-- WRITTEN EXERCISE --
Write out each record below exactly as it appears, with no pictures.

*** INFORMATION SHOWN

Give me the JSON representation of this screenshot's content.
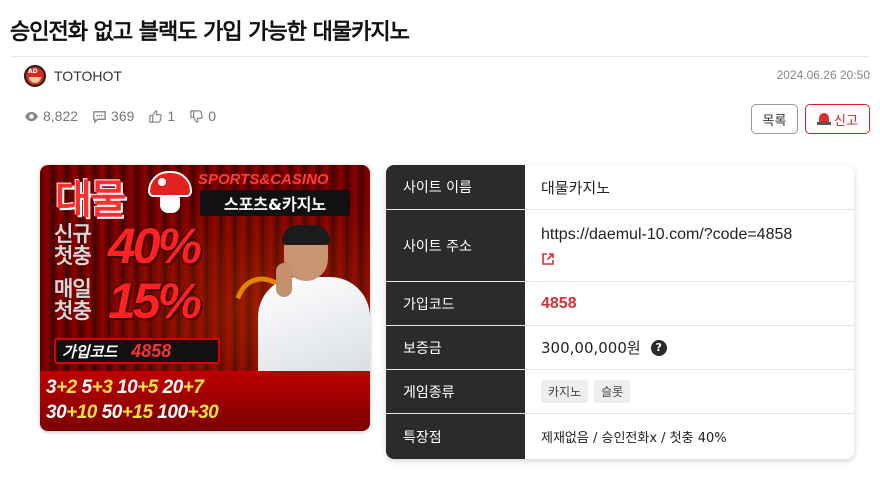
{
  "post": {
    "title": "승인전화 없고 블랙도 가입 가능한 대물카지노",
    "author": "TOTOHOT",
    "avatar_text": "AD",
    "date": "2024.06.26 20:50",
    "views": "8,822",
    "comments": "369",
    "likes": "1",
    "dislikes": "0"
  },
  "buttons": {
    "list": "목록",
    "report": "신고"
  },
  "banner": {
    "brand": "대물",
    "sports_en": "SPORTS&CASINO",
    "sports_kr": "스포츠&카지노",
    "line1_label_a": "신규",
    "line1_label_b": "첫충",
    "line1_pct": "40%",
    "line2_label_a": "매일",
    "line2_label_b": "첫충",
    "line2_pct": "15%",
    "code_label": "가입코드",
    "code_value": "4858",
    "bonus_line1": [
      "3",
      "+2",
      " 5",
      "+3",
      " 10",
      "+5",
      " 20",
      "+7"
    ],
    "bonus_line2": [
      "30",
      "+10",
      " 50",
      "+15",
      " 100",
      "+30"
    ]
  },
  "info": {
    "site_name_label": "사이트 이름",
    "site_name": "대물카지노",
    "site_url_label": "사이트 주소",
    "site_url": "https://daemul-10.com/?code=4858",
    "code_label": "가입코드",
    "code": "4858",
    "deposit_label": "보증금",
    "deposit": "300,00,000원",
    "games_label": "게임종류",
    "games": [
      "카지노",
      "슬롯"
    ],
    "features_label": "특장점",
    "features": "제재없음 / 승인전화x / 첫충 40%"
  },
  "colors": {
    "accent": "#c4262a",
    "label_bg": "#2b2b2b",
    "code_red": "#d03333"
  }
}
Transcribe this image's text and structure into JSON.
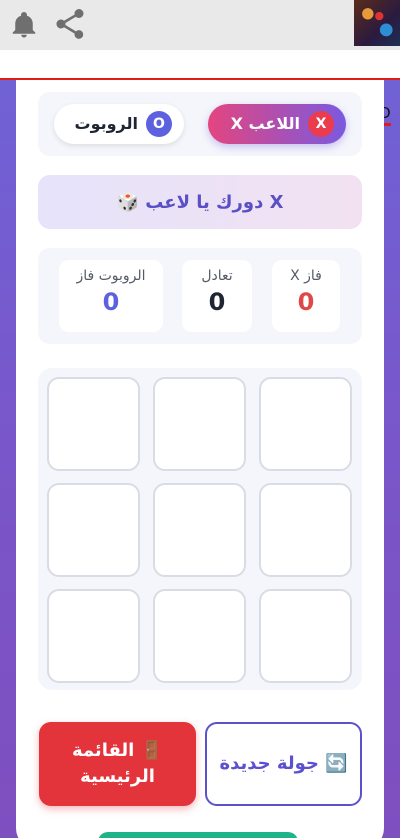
{
  "topbar": {
    "notification_icon": "bell-icon",
    "share_icon": "share-icon",
    "app_label": "X.O",
    "add_icon": "plus-icon"
  },
  "players": {
    "player": {
      "badge": "X",
      "name": "اللاعب X"
    },
    "robot": {
      "badge": "O",
      "name": "الروبوت"
    }
  },
  "turn": {
    "text": "🎲 دورك يا لاعب X"
  },
  "scores": {
    "x_wins": {
      "label": "X فاز",
      "value": "0",
      "color": "#e04848"
    },
    "draws": {
      "label": "تعادل",
      "value": "0",
      "color": "#1f2533"
    },
    "robot_wins": {
      "label": "الروبوت فاز",
      "value": "0",
      "color": "#5d61e0"
    }
  },
  "board": {
    "cells": [
      "",
      "",
      "",
      "",
      "",
      "",
      "",
      "",
      ""
    ]
  },
  "buttons": {
    "home": "🚪 القائمة الرئيسية",
    "new_round": "🔄 جولة جديدة"
  },
  "colors": {
    "accent": "#5b51cf",
    "danger": "#e3343b",
    "background_gradient_start": "#6e64d8",
    "background_gradient_end": "#7e4fbf"
  }
}
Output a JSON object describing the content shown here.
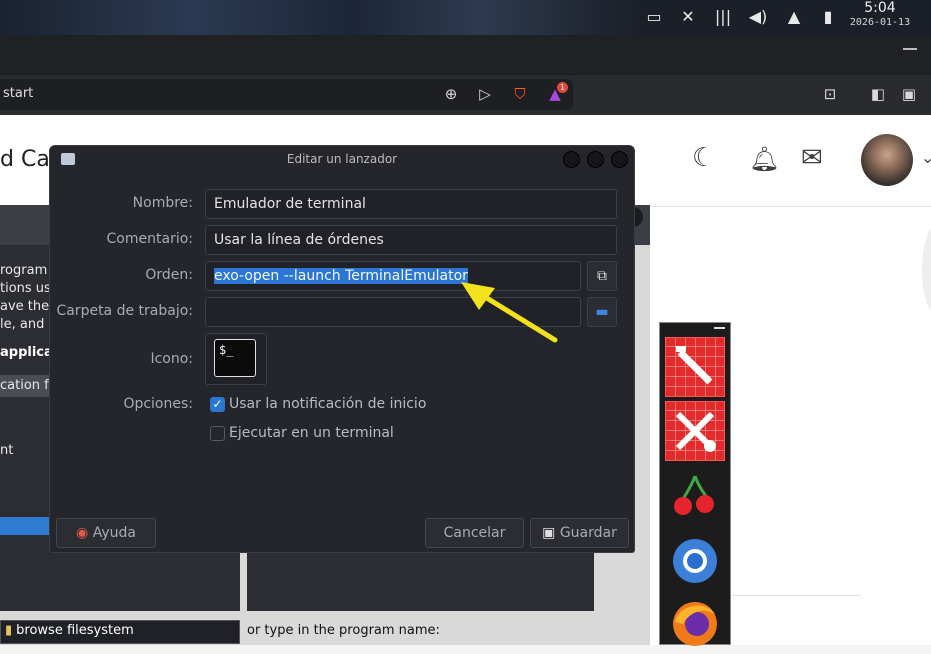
{
  "top_panel": {
    "clock_time": "5:04",
    "clock_date": "2026-01-13",
    "tray_icons": [
      "window-icon",
      "network-off-icon",
      "equalizer-icon",
      "volume-icon",
      "notification-bell-icon",
      "battery-icon"
    ]
  },
  "browser": {
    "url_text": "start",
    "toolbar_icons": [
      "zoom-icon",
      "send-icon",
      "brave-shields-icon",
      "brave-rewards-icon",
      "screenshot-icon",
      "sidebar-icon",
      "wallet-icon"
    ],
    "rewards_badge": "1"
  },
  "page": {
    "partial_title": "d Ca",
    "header_icons": [
      "moon-icon",
      "bell-icon",
      "mail-icon"
    ]
  },
  "background_app": {
    "text_lines": [
      "rogram",
      "tions us",
      "ave their",
      "le, and r"
    ],
    "bold_line": "applica",
    "strip_text": "cation f",
    "item_text": "nt",
    "browse_button": "browse filesystem",
    "type_prompt": "or type in the program name:"
  },
  "dialog": {
    "title": "Editar un lanzador",
    "labels": {
      "name": "Nombre:",
      "comment": "Comentario:",
      "command": "Orden:",
      "workdir": "Carpeta de trabajo:",
      "icon": "Icono:",
      "options": "Opciones:"
    },
    "values": {
      "name": "Emulador de terminal",
      "comment": "Usar la línea de órdenes",
      "command": "exo-open --launch TerminalEmulator",
      "workdir": ""
    },
    "icon_preview_text": "$_",
    "options": [
      {
        "label": "Usar la notificación de inicio",
        "checked": true
      },
      {
        "label": "Ejecutar en un terminal",
        "checked": false
      }
    ],
    "buttons": {
      "help": "Ayuda",
      "cancel": "Cancelar",
      "save": "Guardar"
    }
  },
  "colors": {
    "dialog_bg": "#24262c",
    "selection": "#2a76d2",
    "annotation_arrow": "#f2e21b"
  }
}
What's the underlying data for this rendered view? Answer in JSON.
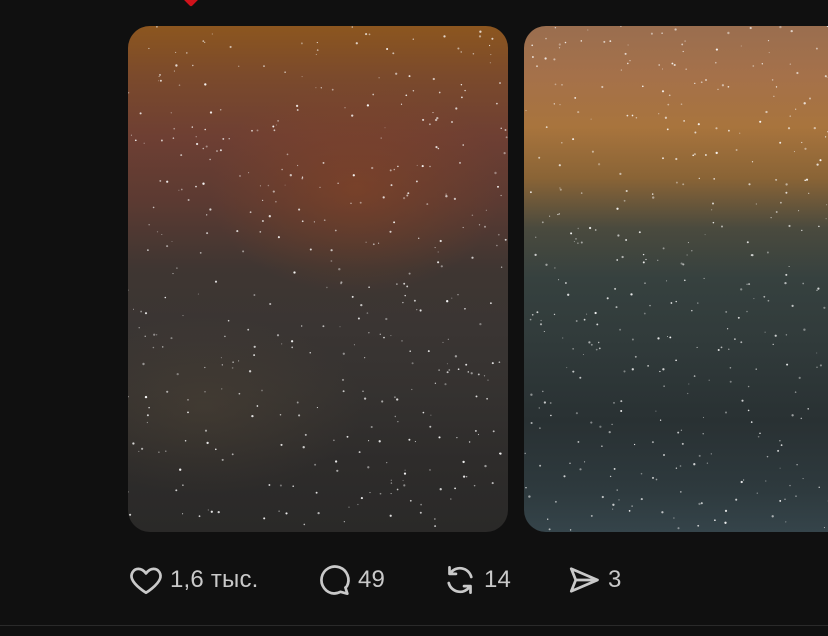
{
  "post": {
    "media": [
      {
        "name": "photo-1",
        "colors": [
          "#8c561f",
          "#6e3f33",
          "#3a3533",
          "#2a2928"
        ]
      },
      {
        "name": "photo-2",
        "colors": [
          "#9a6e4f",
          "#a8743d",
          "#313b3b",
          "#35444a"
        ]
      }
    ],
    "actions": {
      "like": {
        "icon": "heart-icon",
        "count": "1,6 тыс."
      },
      "comment": {
        "icon": "speech-bubble-icon",
        "count": "49"
      },
      "repost": {
        "icon": "repost-icon",
        "count": "14"
      },
      "share": {
        "icon": "paper-plane-icon",
        "count": "3"
      }
    }
  },
  "colors": {
    "background": "#101010",
    "icon": "#c9c9c9",
    "indicator": "#d0121b"
  }
}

******

-- RESPONSE --
Give me the JSON representation of this screenshot's content.
{
  "post": {
    "title": "승인전화 없고 블랙도 가입 가능한 대물카지노",
    "author": "TOTOHOT",
    "avatar_text": "AD",
    "date": "2024.06.26 20:50",
    "views": "8,822",
    "comments": "369",
    "likes": "1",
    "dislikes": "0"
  },
  "buttons": {
    "list": "목록",
    "report": "신고"
  },
  "banner": {
    "brand": "대물",
    "sports_en": "SPORTS&CASINO",
    "sports_kr": "스포츠&카지노",
    "line1_label_a": "신규",
    "line1_label_b": "첫충",
    "line1_pct": "40%",
    "line2_label_a": "매일",
    "line2_label_b": "첫충",
    "line2_pct": "15%",
    "code_label": "가입코드",
    "code_value": "4858",
    "bonus_line1": [
      "3",
      "+2",
      " 5",
      "+3",
      " 10",
      "+5",
      " 20",
      "+7"
    ],
    "bonus_line2": [
      "30",
      "+10",
      " 50",
      "+15",
      " 100",
      "+30"
    ]
  },
  "info": {
    "site_name_label": "사이트 이름",
    "site_name": "대물카지노",
    "site_url_label": "사이트 주소",
    "site_url": "https://daemul-10.com/?code=4858",
    "code_label": "가입코드",
    "code": "4858",
    "deposit_label": "보증금",
    "deposit": "300,00,000원",
    "games_label": "게임종류",
    "games": [
      "카지노",
      "슬롯"
    ],
    "features_label": "특장점",
    "features": "제재없음 / 승인전화x / 첫충 40%"
  },
  "colors": {
    "accent": "#c4262a",
    "label_bg": "#2b2b2b",
    "code_red": "#d03333"
  }
}
Transcribe this image's text and structure into JSON.
{
  "topbar": {
    "notification_icon": "bell-icon",
    "share_icon": "share-icon",
    "app_label": "X.O",
    "add_icon": "plus-icon"
  },
  "players": {
    "player": {
      "badge": "X",
      "name": "اللاعب X"
    },
    "robot": {
      "badge": "O",
      "name": "الروبوت"
    }
  },
  "turn": {
    "text": "🎲 دورك يا لاعب X"
  },
  "scores": {
    "x_wins": {
      "label": "X فاز",
      "value": "0",
      "color": "#e04848"
    },
    "draws": {
      "label": "تعادل",
      "value": "0",
      "color": "#1f2533"
    },
    "robot_wins": {
      "label": "الروبوت فاز",
      "value": "0",
      "color": "#5d61e0"
    }
  },
  "board": {
    "cells": [
      "",
      "",
      "",
      "",
      "",
      "",
      "",
      "",
      ""
    ]
  },
  "buttons": {
    "home": "🚪 القائمة الرئيسية",
    "new_round": "🔄 جولة جديدة"
  },
  "colors": {
    "accent": "#5b51cf",
    "danger": "#e3343b",
    "background_gradient_start": "#6e64d8",
    "background_gradient_end": "#7e4fbf"
  }
}
Output a JSON object describing the content shown here.
{
  "top_panel": {
    "clock_time": "5:04",
    "clock_date": "2026-01-13",
    "tray_icons": [
      "window-icon",
      "network-off-icon",
      "equalizer-icon",
      "volume-icon",
      "notification-bell-icon",
      "battery-icon"
    ]
  },
  "browser": {
    "url_text": "start",
    "toolbar_icons": [
      "zoom-icon",
      "send-icon",
      "brave-shields-icon",
      "brave-rewards-icon",
      "screenshot-icon",
      "sidebar-icon",
      "wallet-icon"
    ],
    "rewards_badge": "1"
  },
  "page": {
    "partial_title": "d Ca",
    "header_icons": [
      "moon-icon",
      "bell-icon",
      "mail-icon"
    ]
  },
  "background_app": {
    "text_lines": [
      "rogram",
      "tions us",
      "ave their",
      "le, and r"
    ],
    "bold_line": "applica",
    "strip_text": "cation f",
    "item_text": "nt",
    "browse_button": "browse filesystem",
    "type_prompt": "or type in the program name:"
  },
  "dialog": {
    "title": "Editar un lanzador",
    "labels": {
      "name": "Nombre:",
      "comment": "Comentario:",
      "command": "Orden:",
      "workdir": "Carpeta de trabajo:",
      "icon": "Icono:",
      "options": "Opciones:"
    },
    "values": {
      "name": "Emulador de terminal",
      "comment": "Usar la línea de órdenes",
      "command": "exo-open --launch TerminalEmulator",
      "workdir": ""
    },
    "icon_preview_text": "$_",
    "options": [
      {
        "label": "Usar la notificación de inicio",
        "checked": true
      },
      {
        "label": "Ejecutar en un terminal",
        "checked": false
      }
    ],
    "buttons": {
      "help": "Ayuda",
      "cancel": "Cancelar",
      "save": "Guardar"
    }
  },
  "colors": {
    "dialog_bg": "#24262c",
    "selection": "#2a76d2",
    "annotation_arrow": "#f2e21b"
  }
}
What's the underlying data for this rendered view? Answer in JSON.
{
  "post": {
    "media": [
      {
        "name": "photo-1",
        "colors": [
          "#8c561f",
          "#6e3f33",
          "#3a3533",
          "#2a2928"
        ]
      },
      {
        "name": "photo-2",
        "colors": [
          "#9a6e4f",
          "#a8743d",
          "#313b3b",
          "#35444a"
        ]
      }
    ],
    "actions": {
      "like": {
        "icon": "heart-icon",
        "count": "1,6 тыс."
      },
      "comment": {
        "icon": "speech-bubble-icon",
        "count": "49"
      },
      "repost": {
        "icon": "repost-icon",
        "count": "14"
      },
      "share": {
        "icon": "paper-plane-icon",
        "count": "3"
      }
    }
  },
  "colors": {
    "background": "#101010",
    "icon": "#c9c9c9",
    "indicator": "#d0121b"
  }
}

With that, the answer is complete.